- Brief: Only the lines holding the string "name" are needed. Copy each one.
★ ★ ★ ★
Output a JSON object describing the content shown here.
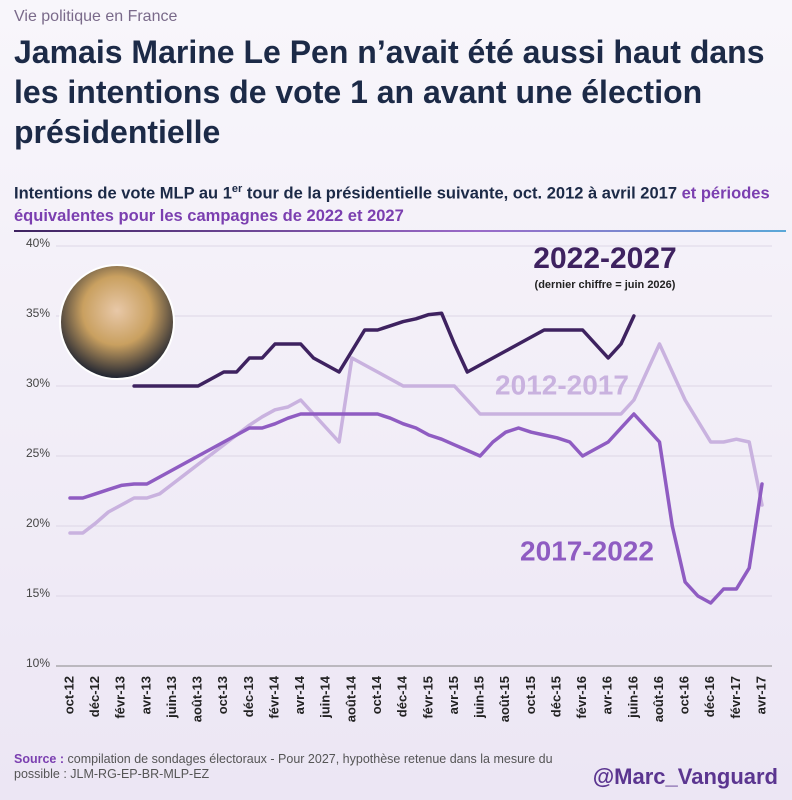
{
  "kicker": "Vie politique en France",
  "chart_data": {
    "type": "line",
    "title": "Jamais Marine Le Pen n’avait été aussi haut dans les intentions de vote 1 an avant une élection présidentielle",
    "subtitle": [
      "Intentions de vote MLP au 1",
      "er",
      " tour de la présidentielle suivante, oct. 2012 à avril 2017",
      " et périodes équivalentes pour les campagnes de 2022 et 2027"
    ],
    "categories": [
      "oct-12",
      null,
      "déc-12",
      null,
      "févr-13",
      null,
      "avr-13",
      null,
      "juin-13",
      null,
      "août-13",
      null,
      "oct-13",
      null,
      "déc-13",
      null,
      "févr-14",
      null,
      "avr-14",
      null,
      "juin-14",
      null,
      "août-14",
      null,
      "oct-14",
      null,
      "déc-14",
      null,
      "févr-15",
      null,
      "avr-15",
      null,
      "juin-15",
      null,
      "août-15",
      null,
      "oct-15",
      null,
      "déc-15",
      null,
      "févr-16",
      null,
      "avr-16",
      null,
      "juin-16",
      null,
      "août-16",
      null,
      "oct-16",
      null,
      "déc-16",
      null,
      "févr-17",
      null,
      "avr-17"
    ],
    "series": [
      {
        "name": "2012-2017",
        "color": "#c9b2df",
        "values": [
          19.5,
          19.5,
          20.2,
          21,
          21.5,
          22,
          22,
          22.3,
          23,
          23.7,
          24.4,
          25.1,
          25.8,
          26.5,
          27.2,
          27.8,
          28.3,
          28.5,
          29,
          28,
          27,
          26,
          32,
          31.5,
          31,
          30.5,
          30,
          30,
          30,
          30,
          30,
          29,
          28,
          28,
          28,
          28,
          28,
          28,
          28,
          28,
          28,
          28,
          28,
          28,
          29,
          31,
          33,
          31,
          29,
          27.5,
          26,
          26,
          26.2,
          26,
          21.5
        ]
      },
      {
        "name": "2017-2022",
        "color": "#8f5cc2",
        "values": [
          22,
          22,
          22.3,
          22.6,
          22.9,
          23,
          23,
          23.5,
          24,
          24.5,
          25,
          25.5,
          26,
          26.5,
          27,
          27,
          27.3,
          27.7,
          28,
          28,
          28,
          28,
          28,
          28,
          28,
          27.7,
          27.3,
          27,
          26.5,
          26.2,
          25.8,
          25.4,
          25,
          26,
          26.7,
          27,
          26.7,
          26.5,
          26.3,
          26,
          25,
          25.5,
          26,
          27,
          28,
          27,
          26,
          20,
          16,
          15,
          14.5,
          15.5,
          15.5,
          17,
          23
        ]
      },
      {
        "name": "2022-2027",
        "color": "#3e2260",
        "values": [
          null,
          null,
          null,
          null,
          null,
          30,
          30,
          30,
          30,
          30,
          30,
          30.5,
          31,
          31,
          32,
          32,
          33,
          33,
          33,
          32,
          31.5,
          31,
          32.5,
          34,
          34,
          34.3,
          34.6,
          34.8,
          35.1,
          35.2,
          33,
          31,
          31.5,
          32,
          32.5,
          33,
          33.5,
          34,
          34,
          34,
          34,
          33,
          32,
          33,
          35,
          null,
          null,
          null,
          null,
          null,
          null,
          null,
          null,
          null,
          null
        ]
      }
    ],
    "annotation": "(dernier chiffre = juin 2026)",
    "ylim": [
      10,
      40
    ],
    "yticks": [
      {
        "value": 10,
        "label": "10%"
      },
      {
        "value": 15,
        "label": "15%"
      },
      {
        "value": 20,
        "label": "20%"
      },
      {
        "value": 25,
        "label": "25%"
      },
      {
        "value": 30,
        "label": "30%"
      },
      {
        "value": 35,
        "label": "35%"
      },
      {
        "value": 40,
        "label": "40%"
      }
    ],
    "grid": true
  },
  "source": {
    "label": "Source :",
    "text": "compilation de sondages électoraux - Pour 2027, hypothèse retenue dans la mesure du possible : JLM-RG-EP-BR-MLP-EZ"
  },
  "handle": "@Marc_Vanguard"
}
★ ★ ★ ★
- Solution for this exercise:
        "name": "2012-2017",
        "name": "2017-2022",
        "name": "2022-2027",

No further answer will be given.